■ **TASK GOAL**: Where does the string "life" appear in the records? Copy every line that contains it.

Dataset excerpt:
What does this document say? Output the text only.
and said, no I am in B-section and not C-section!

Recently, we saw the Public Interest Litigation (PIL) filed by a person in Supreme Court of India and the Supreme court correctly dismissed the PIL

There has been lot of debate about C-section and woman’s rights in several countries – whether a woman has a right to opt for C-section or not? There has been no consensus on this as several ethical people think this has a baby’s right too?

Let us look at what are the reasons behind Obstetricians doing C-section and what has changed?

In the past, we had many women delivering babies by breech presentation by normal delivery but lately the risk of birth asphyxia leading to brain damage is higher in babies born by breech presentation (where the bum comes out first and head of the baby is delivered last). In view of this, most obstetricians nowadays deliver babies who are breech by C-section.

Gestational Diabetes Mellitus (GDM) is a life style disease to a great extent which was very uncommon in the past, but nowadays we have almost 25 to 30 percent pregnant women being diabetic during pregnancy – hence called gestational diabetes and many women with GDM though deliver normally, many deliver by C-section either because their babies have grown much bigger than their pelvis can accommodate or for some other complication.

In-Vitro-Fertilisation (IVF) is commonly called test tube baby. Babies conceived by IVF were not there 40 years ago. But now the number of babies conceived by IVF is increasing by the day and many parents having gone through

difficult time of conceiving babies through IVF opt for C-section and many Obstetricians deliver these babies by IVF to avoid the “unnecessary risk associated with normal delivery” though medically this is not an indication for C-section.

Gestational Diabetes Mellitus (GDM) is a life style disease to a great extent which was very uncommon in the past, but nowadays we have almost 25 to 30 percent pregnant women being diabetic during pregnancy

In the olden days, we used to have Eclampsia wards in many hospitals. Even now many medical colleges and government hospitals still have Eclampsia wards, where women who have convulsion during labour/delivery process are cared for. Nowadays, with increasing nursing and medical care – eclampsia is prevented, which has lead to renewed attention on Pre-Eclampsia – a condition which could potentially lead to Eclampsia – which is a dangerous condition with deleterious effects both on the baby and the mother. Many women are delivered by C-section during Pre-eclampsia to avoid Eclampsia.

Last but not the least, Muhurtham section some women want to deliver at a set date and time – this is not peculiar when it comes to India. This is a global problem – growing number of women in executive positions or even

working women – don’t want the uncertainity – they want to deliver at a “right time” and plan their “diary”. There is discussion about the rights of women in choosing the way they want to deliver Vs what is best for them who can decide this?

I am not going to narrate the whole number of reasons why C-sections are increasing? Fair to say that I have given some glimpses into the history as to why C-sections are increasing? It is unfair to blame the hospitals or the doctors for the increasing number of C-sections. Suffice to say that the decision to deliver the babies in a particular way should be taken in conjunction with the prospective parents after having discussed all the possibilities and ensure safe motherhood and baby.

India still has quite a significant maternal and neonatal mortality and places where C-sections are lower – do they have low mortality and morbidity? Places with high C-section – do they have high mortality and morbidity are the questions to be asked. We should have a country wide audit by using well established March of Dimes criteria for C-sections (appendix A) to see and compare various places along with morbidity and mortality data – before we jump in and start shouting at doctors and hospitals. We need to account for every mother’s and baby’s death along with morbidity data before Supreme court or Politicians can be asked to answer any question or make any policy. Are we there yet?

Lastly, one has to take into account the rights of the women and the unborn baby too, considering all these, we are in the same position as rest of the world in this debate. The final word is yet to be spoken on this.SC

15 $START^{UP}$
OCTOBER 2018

* * *

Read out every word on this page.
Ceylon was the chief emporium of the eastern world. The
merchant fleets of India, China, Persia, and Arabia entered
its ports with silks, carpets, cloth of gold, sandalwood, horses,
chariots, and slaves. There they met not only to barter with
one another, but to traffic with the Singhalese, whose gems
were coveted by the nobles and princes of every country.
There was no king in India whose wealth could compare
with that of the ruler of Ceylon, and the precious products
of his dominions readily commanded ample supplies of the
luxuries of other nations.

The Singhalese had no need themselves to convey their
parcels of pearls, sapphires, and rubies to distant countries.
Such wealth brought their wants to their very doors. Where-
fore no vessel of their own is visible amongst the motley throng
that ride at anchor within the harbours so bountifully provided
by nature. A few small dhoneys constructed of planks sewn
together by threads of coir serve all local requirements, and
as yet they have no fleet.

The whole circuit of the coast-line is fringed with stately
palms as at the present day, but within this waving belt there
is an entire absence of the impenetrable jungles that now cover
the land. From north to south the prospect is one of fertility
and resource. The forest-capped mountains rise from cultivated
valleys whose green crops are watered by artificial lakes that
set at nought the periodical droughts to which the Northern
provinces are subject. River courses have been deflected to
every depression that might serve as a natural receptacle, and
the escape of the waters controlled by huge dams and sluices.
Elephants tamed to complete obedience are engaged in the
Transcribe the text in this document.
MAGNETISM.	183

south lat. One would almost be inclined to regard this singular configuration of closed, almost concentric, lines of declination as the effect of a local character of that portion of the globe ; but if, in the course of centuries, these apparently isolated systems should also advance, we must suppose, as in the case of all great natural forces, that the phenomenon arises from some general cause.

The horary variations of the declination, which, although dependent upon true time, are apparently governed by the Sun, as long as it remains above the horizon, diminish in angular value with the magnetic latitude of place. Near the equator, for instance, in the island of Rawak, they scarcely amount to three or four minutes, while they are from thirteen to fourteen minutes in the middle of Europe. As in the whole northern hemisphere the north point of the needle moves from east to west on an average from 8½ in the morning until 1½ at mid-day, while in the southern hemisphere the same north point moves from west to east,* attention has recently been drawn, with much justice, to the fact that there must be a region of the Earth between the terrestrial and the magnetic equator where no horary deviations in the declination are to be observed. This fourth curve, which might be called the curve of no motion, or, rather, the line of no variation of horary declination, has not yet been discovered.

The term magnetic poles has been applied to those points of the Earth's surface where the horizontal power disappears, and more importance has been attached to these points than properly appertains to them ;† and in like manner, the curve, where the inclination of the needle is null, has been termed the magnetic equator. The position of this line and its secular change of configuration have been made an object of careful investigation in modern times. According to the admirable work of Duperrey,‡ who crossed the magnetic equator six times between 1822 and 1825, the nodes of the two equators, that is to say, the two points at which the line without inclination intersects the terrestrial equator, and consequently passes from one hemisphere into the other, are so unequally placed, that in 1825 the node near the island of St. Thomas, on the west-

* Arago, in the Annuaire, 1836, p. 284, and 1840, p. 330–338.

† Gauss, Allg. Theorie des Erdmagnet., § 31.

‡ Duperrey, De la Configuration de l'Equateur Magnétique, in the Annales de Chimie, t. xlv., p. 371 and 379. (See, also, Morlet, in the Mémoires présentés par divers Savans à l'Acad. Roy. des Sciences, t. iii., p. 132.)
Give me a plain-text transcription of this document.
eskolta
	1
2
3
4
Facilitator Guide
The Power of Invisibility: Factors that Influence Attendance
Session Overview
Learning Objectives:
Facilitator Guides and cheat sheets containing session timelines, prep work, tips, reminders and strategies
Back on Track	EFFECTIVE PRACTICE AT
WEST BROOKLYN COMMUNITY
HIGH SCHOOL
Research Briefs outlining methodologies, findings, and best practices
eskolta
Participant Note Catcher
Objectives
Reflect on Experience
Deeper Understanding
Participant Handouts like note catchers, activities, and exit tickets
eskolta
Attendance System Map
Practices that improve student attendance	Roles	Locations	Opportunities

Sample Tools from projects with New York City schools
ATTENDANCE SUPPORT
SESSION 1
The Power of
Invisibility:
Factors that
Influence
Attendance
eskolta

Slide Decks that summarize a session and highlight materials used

■ **REPLY**:
Gestational Diabetes Mellitus (GDM) is a life style disease to a great extent which was very uncommon in the past, but nowadays we have almost 25 to 30 percent pregnant women being diabetic during pregnancy – hence called gestational diabetes and many women with GDM though deliver normally, many deliver by C-section either because their babies have grown much bigger than their pelvis can accommodate or for some other complication.
Gestational Diabetes Mellitus (GDM) is a life style disease to a great extent which was very uncommon in the past, but nowadays we have almost 25 to 30 percent pregnant women being diabetic during pregnancy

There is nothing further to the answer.